[START DATA PROVIDED]

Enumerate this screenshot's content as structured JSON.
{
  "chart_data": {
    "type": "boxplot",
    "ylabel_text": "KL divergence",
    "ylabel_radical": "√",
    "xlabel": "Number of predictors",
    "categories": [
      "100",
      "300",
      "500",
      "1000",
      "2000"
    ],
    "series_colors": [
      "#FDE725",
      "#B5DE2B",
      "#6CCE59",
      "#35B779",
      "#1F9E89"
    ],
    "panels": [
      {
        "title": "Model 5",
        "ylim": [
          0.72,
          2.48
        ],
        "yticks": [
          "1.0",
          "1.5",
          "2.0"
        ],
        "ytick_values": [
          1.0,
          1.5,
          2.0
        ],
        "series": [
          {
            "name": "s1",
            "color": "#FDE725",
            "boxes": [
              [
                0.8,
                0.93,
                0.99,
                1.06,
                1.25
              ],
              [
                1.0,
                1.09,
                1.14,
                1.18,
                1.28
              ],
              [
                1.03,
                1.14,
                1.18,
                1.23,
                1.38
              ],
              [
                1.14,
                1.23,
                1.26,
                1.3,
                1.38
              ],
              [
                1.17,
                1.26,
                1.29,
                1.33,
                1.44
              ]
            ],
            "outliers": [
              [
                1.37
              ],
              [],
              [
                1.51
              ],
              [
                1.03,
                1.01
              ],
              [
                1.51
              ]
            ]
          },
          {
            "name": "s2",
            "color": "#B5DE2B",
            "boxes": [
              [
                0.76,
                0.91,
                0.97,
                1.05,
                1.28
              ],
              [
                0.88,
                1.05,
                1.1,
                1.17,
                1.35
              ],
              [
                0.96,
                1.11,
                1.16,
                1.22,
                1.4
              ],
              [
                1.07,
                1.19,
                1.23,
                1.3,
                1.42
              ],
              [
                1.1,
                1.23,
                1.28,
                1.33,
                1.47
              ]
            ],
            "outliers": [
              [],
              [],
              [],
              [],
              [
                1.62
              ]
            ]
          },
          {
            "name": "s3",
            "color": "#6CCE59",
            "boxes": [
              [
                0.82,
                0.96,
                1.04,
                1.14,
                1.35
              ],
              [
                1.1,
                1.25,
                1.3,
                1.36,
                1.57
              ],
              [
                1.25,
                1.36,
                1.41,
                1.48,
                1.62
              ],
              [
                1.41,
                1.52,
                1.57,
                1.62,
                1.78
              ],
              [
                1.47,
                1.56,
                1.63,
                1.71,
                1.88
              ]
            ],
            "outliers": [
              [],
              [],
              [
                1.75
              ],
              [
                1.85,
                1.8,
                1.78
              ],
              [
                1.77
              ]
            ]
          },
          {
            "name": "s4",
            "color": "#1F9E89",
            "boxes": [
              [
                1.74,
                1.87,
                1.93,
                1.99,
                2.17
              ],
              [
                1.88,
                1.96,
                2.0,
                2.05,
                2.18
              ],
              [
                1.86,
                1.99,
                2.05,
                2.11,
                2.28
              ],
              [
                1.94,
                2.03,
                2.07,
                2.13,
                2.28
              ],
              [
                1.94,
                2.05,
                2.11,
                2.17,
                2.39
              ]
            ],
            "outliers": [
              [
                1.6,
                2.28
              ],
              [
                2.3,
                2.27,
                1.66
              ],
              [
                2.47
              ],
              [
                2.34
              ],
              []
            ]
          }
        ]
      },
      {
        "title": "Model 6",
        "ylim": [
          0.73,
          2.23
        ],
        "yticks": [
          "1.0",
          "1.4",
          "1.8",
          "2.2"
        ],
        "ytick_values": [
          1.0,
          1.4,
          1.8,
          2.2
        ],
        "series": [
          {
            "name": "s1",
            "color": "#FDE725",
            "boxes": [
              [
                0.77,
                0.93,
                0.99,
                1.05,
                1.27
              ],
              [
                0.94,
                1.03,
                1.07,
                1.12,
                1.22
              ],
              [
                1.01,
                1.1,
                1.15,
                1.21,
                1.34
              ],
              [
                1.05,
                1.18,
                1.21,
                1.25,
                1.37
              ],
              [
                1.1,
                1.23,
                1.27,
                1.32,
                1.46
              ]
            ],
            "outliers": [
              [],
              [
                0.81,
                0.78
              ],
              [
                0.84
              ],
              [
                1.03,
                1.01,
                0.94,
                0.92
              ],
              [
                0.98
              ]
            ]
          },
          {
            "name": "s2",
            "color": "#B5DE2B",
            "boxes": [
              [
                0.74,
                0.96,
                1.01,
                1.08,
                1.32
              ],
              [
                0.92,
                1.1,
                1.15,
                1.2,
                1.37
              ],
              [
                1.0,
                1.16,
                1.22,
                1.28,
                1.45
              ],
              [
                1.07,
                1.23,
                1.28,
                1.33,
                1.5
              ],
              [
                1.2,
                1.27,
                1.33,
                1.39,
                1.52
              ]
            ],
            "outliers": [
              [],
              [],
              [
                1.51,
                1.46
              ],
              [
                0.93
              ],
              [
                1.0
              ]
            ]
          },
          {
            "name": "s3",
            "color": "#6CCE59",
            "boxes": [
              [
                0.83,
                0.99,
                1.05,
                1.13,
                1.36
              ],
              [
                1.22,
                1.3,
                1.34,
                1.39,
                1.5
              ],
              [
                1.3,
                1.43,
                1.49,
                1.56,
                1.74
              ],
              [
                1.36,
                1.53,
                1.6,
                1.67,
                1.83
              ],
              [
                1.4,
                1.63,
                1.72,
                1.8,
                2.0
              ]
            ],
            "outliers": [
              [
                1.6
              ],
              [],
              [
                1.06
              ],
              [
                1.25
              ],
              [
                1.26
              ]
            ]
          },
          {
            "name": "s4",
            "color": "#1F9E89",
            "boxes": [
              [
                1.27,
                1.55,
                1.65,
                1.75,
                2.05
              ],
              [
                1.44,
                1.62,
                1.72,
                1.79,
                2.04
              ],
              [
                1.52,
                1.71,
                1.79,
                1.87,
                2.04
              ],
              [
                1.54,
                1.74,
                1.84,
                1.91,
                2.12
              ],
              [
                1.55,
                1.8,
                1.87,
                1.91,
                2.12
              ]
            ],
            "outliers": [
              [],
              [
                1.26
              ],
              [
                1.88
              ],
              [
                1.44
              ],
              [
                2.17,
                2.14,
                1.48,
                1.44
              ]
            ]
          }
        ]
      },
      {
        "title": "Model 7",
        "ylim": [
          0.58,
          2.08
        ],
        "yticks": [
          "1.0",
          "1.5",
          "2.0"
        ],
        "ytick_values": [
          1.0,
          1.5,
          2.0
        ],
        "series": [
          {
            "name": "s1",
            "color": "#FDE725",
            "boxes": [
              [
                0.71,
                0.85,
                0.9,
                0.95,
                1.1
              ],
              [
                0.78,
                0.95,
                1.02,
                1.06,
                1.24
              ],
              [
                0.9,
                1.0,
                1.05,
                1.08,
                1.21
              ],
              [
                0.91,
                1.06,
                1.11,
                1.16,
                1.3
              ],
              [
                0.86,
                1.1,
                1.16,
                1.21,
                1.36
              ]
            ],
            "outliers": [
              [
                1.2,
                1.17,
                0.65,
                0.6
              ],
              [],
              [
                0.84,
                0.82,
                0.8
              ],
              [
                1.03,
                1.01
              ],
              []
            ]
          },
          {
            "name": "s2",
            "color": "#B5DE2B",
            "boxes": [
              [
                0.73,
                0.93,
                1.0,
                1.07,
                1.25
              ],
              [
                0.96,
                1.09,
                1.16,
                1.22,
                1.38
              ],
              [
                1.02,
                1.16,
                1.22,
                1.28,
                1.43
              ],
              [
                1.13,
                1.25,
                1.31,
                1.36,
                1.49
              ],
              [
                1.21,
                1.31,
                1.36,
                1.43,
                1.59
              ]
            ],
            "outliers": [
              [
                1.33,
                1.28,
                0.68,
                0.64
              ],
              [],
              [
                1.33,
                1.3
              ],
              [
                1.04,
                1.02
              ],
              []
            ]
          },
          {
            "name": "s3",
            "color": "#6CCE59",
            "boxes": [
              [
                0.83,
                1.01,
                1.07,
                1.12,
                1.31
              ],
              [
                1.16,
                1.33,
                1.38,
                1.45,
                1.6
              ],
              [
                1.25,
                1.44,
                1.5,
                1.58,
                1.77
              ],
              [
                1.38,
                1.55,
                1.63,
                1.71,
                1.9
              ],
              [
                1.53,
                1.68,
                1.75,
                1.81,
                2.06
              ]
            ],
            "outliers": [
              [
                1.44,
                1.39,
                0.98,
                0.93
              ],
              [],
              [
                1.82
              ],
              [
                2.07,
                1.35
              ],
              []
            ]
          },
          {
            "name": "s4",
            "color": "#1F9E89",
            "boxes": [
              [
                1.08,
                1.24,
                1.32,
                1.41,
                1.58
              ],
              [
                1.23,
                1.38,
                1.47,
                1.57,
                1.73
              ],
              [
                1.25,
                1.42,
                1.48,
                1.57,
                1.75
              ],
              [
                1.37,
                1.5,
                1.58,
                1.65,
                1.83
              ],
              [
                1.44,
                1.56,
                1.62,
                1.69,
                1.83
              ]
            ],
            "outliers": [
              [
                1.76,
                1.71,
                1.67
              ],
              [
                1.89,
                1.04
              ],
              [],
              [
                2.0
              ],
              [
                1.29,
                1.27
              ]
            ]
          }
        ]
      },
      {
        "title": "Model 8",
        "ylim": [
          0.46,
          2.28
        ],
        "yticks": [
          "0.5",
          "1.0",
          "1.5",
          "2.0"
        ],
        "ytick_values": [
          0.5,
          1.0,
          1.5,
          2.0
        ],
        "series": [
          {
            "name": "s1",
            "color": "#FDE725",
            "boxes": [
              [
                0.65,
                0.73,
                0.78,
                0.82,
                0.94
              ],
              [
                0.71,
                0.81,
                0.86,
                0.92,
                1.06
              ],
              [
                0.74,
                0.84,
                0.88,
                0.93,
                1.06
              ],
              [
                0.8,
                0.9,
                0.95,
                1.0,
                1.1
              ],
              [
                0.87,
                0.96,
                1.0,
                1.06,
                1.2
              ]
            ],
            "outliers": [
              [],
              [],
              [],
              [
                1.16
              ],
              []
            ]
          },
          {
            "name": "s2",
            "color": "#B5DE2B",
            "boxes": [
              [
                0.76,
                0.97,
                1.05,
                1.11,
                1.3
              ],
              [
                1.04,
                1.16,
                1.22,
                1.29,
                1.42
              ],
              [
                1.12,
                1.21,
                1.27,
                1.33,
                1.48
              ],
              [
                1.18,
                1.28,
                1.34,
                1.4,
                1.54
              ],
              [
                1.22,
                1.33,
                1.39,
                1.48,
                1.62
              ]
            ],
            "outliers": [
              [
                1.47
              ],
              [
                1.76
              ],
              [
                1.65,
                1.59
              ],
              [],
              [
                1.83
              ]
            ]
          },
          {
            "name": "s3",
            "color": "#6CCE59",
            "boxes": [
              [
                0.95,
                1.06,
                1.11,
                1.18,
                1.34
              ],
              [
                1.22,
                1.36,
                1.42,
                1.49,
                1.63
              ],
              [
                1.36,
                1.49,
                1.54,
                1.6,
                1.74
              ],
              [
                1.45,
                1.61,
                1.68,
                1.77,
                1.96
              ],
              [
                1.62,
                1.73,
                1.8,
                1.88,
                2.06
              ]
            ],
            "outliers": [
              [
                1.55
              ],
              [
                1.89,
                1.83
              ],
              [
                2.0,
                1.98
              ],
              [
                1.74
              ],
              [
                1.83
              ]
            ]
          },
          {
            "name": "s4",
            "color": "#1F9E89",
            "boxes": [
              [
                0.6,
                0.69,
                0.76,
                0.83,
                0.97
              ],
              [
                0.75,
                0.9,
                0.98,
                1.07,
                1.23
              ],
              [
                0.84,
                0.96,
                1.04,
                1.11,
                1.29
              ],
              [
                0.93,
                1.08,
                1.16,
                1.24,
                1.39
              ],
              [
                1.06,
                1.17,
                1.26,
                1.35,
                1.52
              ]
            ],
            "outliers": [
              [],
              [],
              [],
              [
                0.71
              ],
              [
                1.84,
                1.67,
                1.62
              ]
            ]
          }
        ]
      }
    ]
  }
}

[END DATA PROVIDED]

* _GIVEN REQUEST_
Find the lines above holding the word "Model" and show them.

* _WRITTEN RESPONSE_
        "title": "Model 5",
        "title": "Model 6",
        "title": "Model 7",
        "title": "Model 8",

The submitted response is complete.